- REQUEST
Rewrite all of the records with every instance of "more-vert-icon" changed to "overflow-menu-icon" and nothing else altered. Leave the pictures out of your answer.

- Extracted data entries
## BEGIN
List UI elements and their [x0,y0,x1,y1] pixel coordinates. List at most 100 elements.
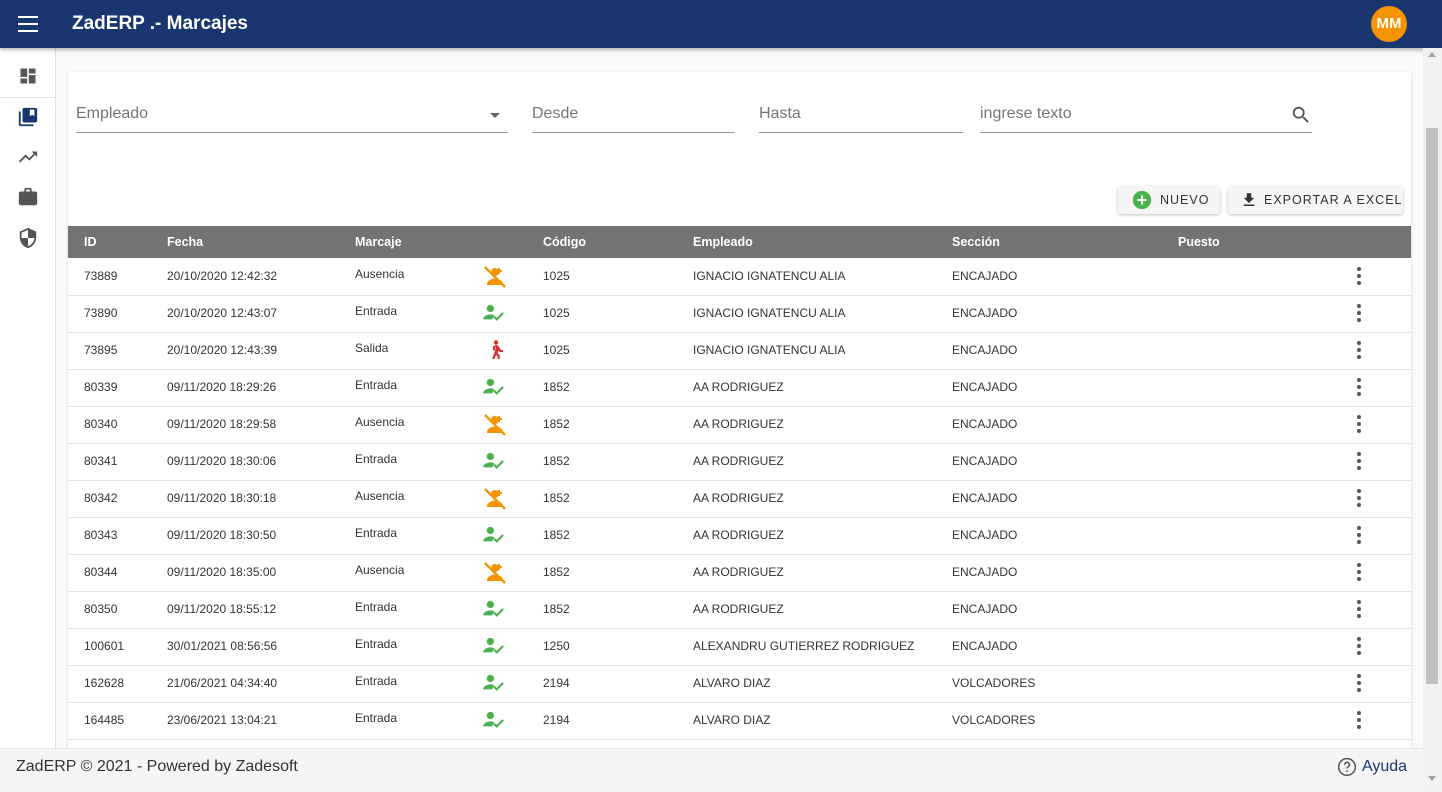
col-marcaje[interactable]: Marcaje [355,235,402,249]
table-row[interactable]: 162628 21/06/2021 04:34:40 Entrada 2194 ALVA… [68,665,1411,703]
work-icon[interactable] [15,184,41,210]
avatar[interactable]: MM [1371,6,1407,42]
table-row[interactable]: 73890 20/10/2020 12:43:07 Entrada 1025 IGNAC… [68,295,1411,333]
cell-fecha: 09/11/2020 18:29:26 [167,380,277,394]
cell-id: 80350 [84,602,118,616]
cell-seccion: ENCAJADO [952,306,1018,320]
scroll-up-arrow-icon[interactable] [1428,52,1436,57]
table-row[interactable]: 73889 20/10/2020 12:42:32 Ausencia 1025 IGNA… [68,258,1411,296]
cell-marcaje: Entrada [355,304,398,318]
entrada-status-icon [483,636,505,659]
cell-id: 80341 [84,454,118,468]
cell-fecha: 09/11/2020 18:29:58 [167,417,277,431]
hasta-field[interactable] [759,96,963,133]
table-row[interactable]: 80350 09/11/2020 18:55:12 Entrada 1852 AA RO… [68,591,1411,629]
cell-seccion: ENCAJADO [952,454,1018,468]
desde-input[interactable] [532,96,735,132]
cell-id: 162628 [84,676,125,690]
cell-marcaje: Entrada [355,637,398,651]
table-row[interactable]: 73895 20/10/2020 12:43:39 Salida 1025 IGNACI… [68,332,1411,370]
cell-codigo: 1852 [543,491,570,505]
cell-marcaje: Entrada [355,526,398,540]
cell-id: 80344 [84,565,118,579]
table-row[interactable]: 100601 30/01/2021 08:56:56 Entrada 1250 ALEX… [68,628,1411,666]
cell-fecha: 20/10/2020 12:43:07 [167,306,278,320]
cell-empleado: ALVARO DIAZ [693,676,771,690]
table-row[interactable]: 80344 09/11/2020 18:35:00 Ausencia 1852 AA R… [68,554,1411,592]
trending-up-icon[interactable] [15,144,41,170]
cell-id: 73889 [84,269,118,283]
table-row[interactable]: 80341 09/11/2020 18:30:06 Entrada 1852 AA RO… [68,443,1411,481]
cell-seccion: ENCAJADO [952,565,1018,579]
security-icon[interactable] [15,225,41,251]
cell-empleado: ALVARO DIAZ [693,713,771,727]
table-row[interactable]: 80342 09/11/2020 18:30:18 Ausencia 1852 AA R… [68,480,1411,518]
ausencia-status-icon [483,562,507,587]
cell-fecha: 09/11/2020 18:30:50 [167,528,277,542]
more-vert-icon[interactable] [1354,637,1364,655]
more-vert-icon[interactable] [1354,711,1364,729]
library-books-icon[interactable] [15,104,41,130]
more-vert-icon[interactable] [1354,489,1364,507]
more-vert-icon[interactable] [1354,304,1364,322]
more-vert-icon[interactable] [1354,341,1364,359]
scroll-down-arrow-icon[interactable] [1428,776,1436,781]
dropdown-arrow-icon[interactable] [490,113,500,118]
cell-empleado: IGNACIO IGNATENCU ALIA [693,269,846,283]
ausencia-status-icon [483,266,507,291]
search-field[interactable] [980,96,1312,133]
cell-empleado: AA RODRIGUEZ [693,380,784,394]
exportar-excel-button[interactable]: EXPORTAR A EXCEL [1228,186,1403,214]
col-id[interactable]: ID [84,235,97,249]
entrada-status-icon [483,525,505,548]
cell-id: 80339 [84,380,118,394]
empleado-select[interactable] [76,96,508,133]
scroll-thumb[interactable] [1426,128,1438,684]
cell-marcaje: Ausencia [355,267,405,281]
more-vert-icon[interactable] [1354,526,1364,544]
desde-field[interactable] [532,96,735,133]
cell-fecha: 20/10/2020 12:43:39 [167,343,278,357]
cell-seccion: ENCAJADO [952,380,1018,394]
table-header: ID Fecha Marcaje Código Empleado Sección… [68,226,1411,258]
menu-icon[interactable] [18,16,38,32]
cell-codigo: 1852 [543,454,570,468]
empleado-input[interactable] [76,96,508,132]
table-row[interactable]: 80339 09/11/2020 18:29:26 Entrada 1852 AA RO… [68,369,1411,407]
cell-seccion: ENCAJADO [952,639,1018,653]
nuevo-button[interactable]: NUEVO [1118,186,1220,214]
more-vert-icon[interactable] [1354,415,1364,433]
more-vert-icon[interactable] [1354,452,1364,470]
table-row[interactable]: 164485 23/06/2021 13:04:21 Entrada 2194 ALVA… [68,702,1411,740]
page-title: ZadERP .- Marcajes [72,13,249,34]
cell-id: 73895 [84,343,118,357]
salida-status-icon [487,340,503,363]
marcajes-card: NUEVO EXPORTAR A EXCEL ID Fecha Marcaje … [68,72,1411,752]
table-row[interactable]: 80343 09/11/2020 18:30:50 Entrada 1852 AA RO… [68,517,1411,555]
more-vert-icon[interactable] [1354,563,1364,581]
dashboard-icon[interactable] [15,63,41,89]
col-seccion[interactable]: Sección [952,235,1000,249]
cell-codigo: 1852 [543,417,570,431]
col-fecha[interactable]: Fecha [167,235,204,249]
search-icon[interactable] [1290,104,1312,131]
more-vert-icon[interactable] [1354,267,1364,285]
more-vert-icon[interactable] [1354,674,1364,692]
help-link[interactable]: Ayuda [1337,757,1407,777]
search-input[interactable] [980,96,1312,132]
cell-marcaje: Salida [355,341,389,355]
col-puesto[interactable]: Puesto [1178,235,1220,249]
more-vert-icon[interactable] [1354,600,1364,618]
cell-fecha: 30/01/2021 08:56:56 [167,639,278,653]
entrada-status-icon [483,673,505,696]
table-row[interactable]: 80340 09/11/2020 18:29:58 Ausencia 1852 AA R… [68,406,1411,444]
more-vert-icon[interactable] [1354,378,1364,396]
cell-empleado: ALEXANDRU GUTIERREZ RODRIGUEZ [693,639,915,653]
ausencia-status-icon [483,414,507,439]
cell-seccion: ENCAJADO [952,491,1018,505]
col-codigo[interactable]: Código [543,235,587,249]
page-scrollbar[interactable] [1423,48,1442,791]
hasta-input[interactable] [759,96,963,132]
col-empleado[interactable]: Empleado [693,235,753,249]
cell-fecha: 21/06/2021 04:34:40 [167,676,278,690]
## END
- FULL SOLUTION
List UI elements and their [x0,y0,x1,y1] pixel coordinates. List at most 100 elements.
col-marcaje[interactable]: Marcaje [355,235,402,249]
table-row[interactable]: 162628 21/06/2021 04:34:40 Entrada 2194 ALVA… [68,665,1411,703]
work-icon[interactable] [15,184,41,210]
avatar[interactable]: MM [1371,6,1407,42]
table-row[interactable]: 73890 20/10/2020 12:43:07 Entrada 1025 IGNAC… [68,295,1411,333]
cell-fecha: 09/11/2020 18:29:26 [167,380,277,394]
cell-id: 80350 [84,602,118,616]
cell-seccion: ENCAJADO [952,306,1018,320]
scroll-up-arrow-icon[interactable] [1428,52,1436,57]
table-row[interactable]: 73889 20/10/2020 12:42:32 Ausencia 1025 IGNA… [68,258,1411,296]
cell-marcaje: Entrada [355,304,398,318]
entrada-status-icon [483,636,505,659]
cell-id: 80341 [84,454,118,468]
cell-fecha: 09/11/2020 18:29:58 [167,417,277,431]
hasta-field[interactable] [759,96,963,133]
table-row[interactable]: 80350 09/11/2020 18:55:12 Entrada 1852 AA RO… [68,591,1411,629]
cell-seccion: ENCAJADO [952,454,1018,468]
desde-input[interactable] [532,96,735,132]
cell-id: 162628 [84,676,125,690]
cell-marcaje: Entrada [355,637,398,651]
table-row[interactable]: 73895 20/10/2020 12:43:39 Salida 1025 IGNACI… [68,332,1411,370]
cell-codigo: 1852 [543,491,570,505]
cell-marcaje: Entrada [355,526,398,540]
cell-id: 80344 [84,565,118,579]
table-row[interactable]: 100601 30/01/2021 08:56:56 Entrada 1250 ALEX… [68,628,1411,666]
cell-fecha: 20/10/2020 12:43:07 [167,306,278,320]
cell-empleado: ALVARO DIAZ [693,676,771,690]
table-row[interactable]: 80344 09/11/2020 18:35:00 Ausencia 1852 AA R… [68,554,1411,592]
trending-up-icon[interactable] [15,144,41,170]
cell-id: 73889 [84,269,118,283]
table-row[interactable]: 80341 09/11/2020 18:30:06 Entrada 1852 AA RO… [68,443,1411,481]
cell-seccion: ENCAJADO [952,565,1018,579]
security-icon[interactable] [15,225,41,251]
cell-empleado: ALVARO DIAZ [693,713,771,727]
table-row[interactable]: 80342 09/11/2020 18:30:18 Ausencia 1852 AA R… [68,480,1411,518]
ausencia-status-icon [483,562,507,587]
cell-fecha: 09/11/2020 18:30:50 [167,528,277,542]
overflow-menu-icon[interactable] [1354,637,1364,655]
overflow-menu-icon[interactable] [1354,711,1364,729]
library-books-icon[interactable] [15,104,41,130]
overflow-menu-icon[interactable] [1354,489,1364,507]
overflow-menu-icon[interactable] [1354,304,1364,322]
overflow-menu-icon[interactable] [1354,341,1364,359]
scroll-down-arrow-icon[interactable] [1428,776,1436,781]
dropdown-arrow-icon[interactable] [490,113,500,118]
cell-empleado: IGNACIO IGNATENCU ALIA [693,269,846,283]
ausencia-status-icon [483,266,507,291]
search-field[interactable] [980,96,1312,133]
cell-empleado: AA RODRIGUEZ [693,380,784,394]
exportar-excel-button[interactable]: EXPORTAR A EXCEL [1228,186,1403,214]
col-id[interactable]: ID [84,235,97,249]
entrada-status-icon [483,525,505,548]
cell-id: 80339 [84,380,118,394]
empleado-select[interactable] [76,96,508,133]
scroll-thumb[interactable] [1426,128,1438,684]
cell-marcaje: Ausencia [355,267,405,281]
overflow-menu-icon[interactable] [1354,526,1364,544]
desde-field[interactable] [532,96,735,133]
cell-fecha: 20/10/2020 12:43:39 [167,343,278,357]
cell-seccion: ENCAJADO [952,380,1018,394]
table-header: ID Fecha Marcaje Código Empleado Sección… [68,226,1411,258]
menu-icon[interactable] [18,16,38,32]
cell-codigo: 1852 [543,454,570,468]
empleado-input[interactable] [76,96,508,132]
table-row[interactable]: 80339 09/11/2020 18:29:26 Entrada 1852 AA RO… [68,369,1411,407]
cell-seccion: ENCAJADO [952,639,1018,653]
nuevo-button[interactable]: NUEVO [1118,186,1220,214]
overflow-menu-icon[interactable] [1354,415,1364,433]
overflow-menu-icon[interactable] [1354,452,1364,470]
table-row[interactable]: 164485 23/06/2021 13:04:21 Entrada 2194 ALVA… [68,702,1411,740]
page-title: ZadERP .- Marcajes [72,13,249,34]
cell-id: 73895 [84,343,118,357]
salida-status-icon [487,340,503,363]
marcajes-card: NUEVO EXPORTAR A EXCEL ID Fecha Marcaje … [68,72,1411,752]
table-row[interactable]: 80343 09/11/2020 18:30:50 Entrada 1852 AA RO… [68,517,1411,555]
overflow-menu-icon[interactable] [1354,563,1364,581]
dashboard-icon[interactable] [15,63,41,89]
col-seccion[interactable]: Sección [952,235,1000,249]
cell-codigo: 1852 [543,417,570,431]
col-fecha[interactable]: Fecha [167,235,204,249]
search-icon[interactable] [1290,104,1312,131]
overflow-menu-icon[interactable] [1354,267,1364,285]
overflow-menu-icon[interactable] [1354,674,1364,692]
help-link[interactable]: Ayuda [1337,757,1407,777]
search-input[interactable] [980,96,1312,132]
cell-marcaje: Salida [355,341,389,355]
col-puesto[interactable]: Puesto [1178,235,1220,249]
overflow-menu-icon[interactable] [1354,600,1364,618]
cell-fecha: 30/01/2021 08:56:56 [167,639,278,653]
entrada-status-icon [483,673,505,696]
table-row[interactable]: 80340 09/11/2020 18:29:58 Ausencia 1852 AA R… [68,406,1411,444]
overflow-menu-icon[interactable] [1354,378,1364,396]
cell-empleado: ALEXANDRU GUTIERREZ RODRIGUEZ [693,639,915,653]
ausencia-status-icon [483,414,507,439]
cell-seccion: ENCAJADO [952,491,1018,505]
col-codigo[interactable]: Código [543,235,587,249]
page-scrollbar[interactable] [1423,48,1442,791]
hasta-input[interactable] [759,96,963,132]
col-empleado[interactable]: Empleado [693,235,753,249]
cell-fecha: 21/06/2021 04:34:40 [167,676,278,690]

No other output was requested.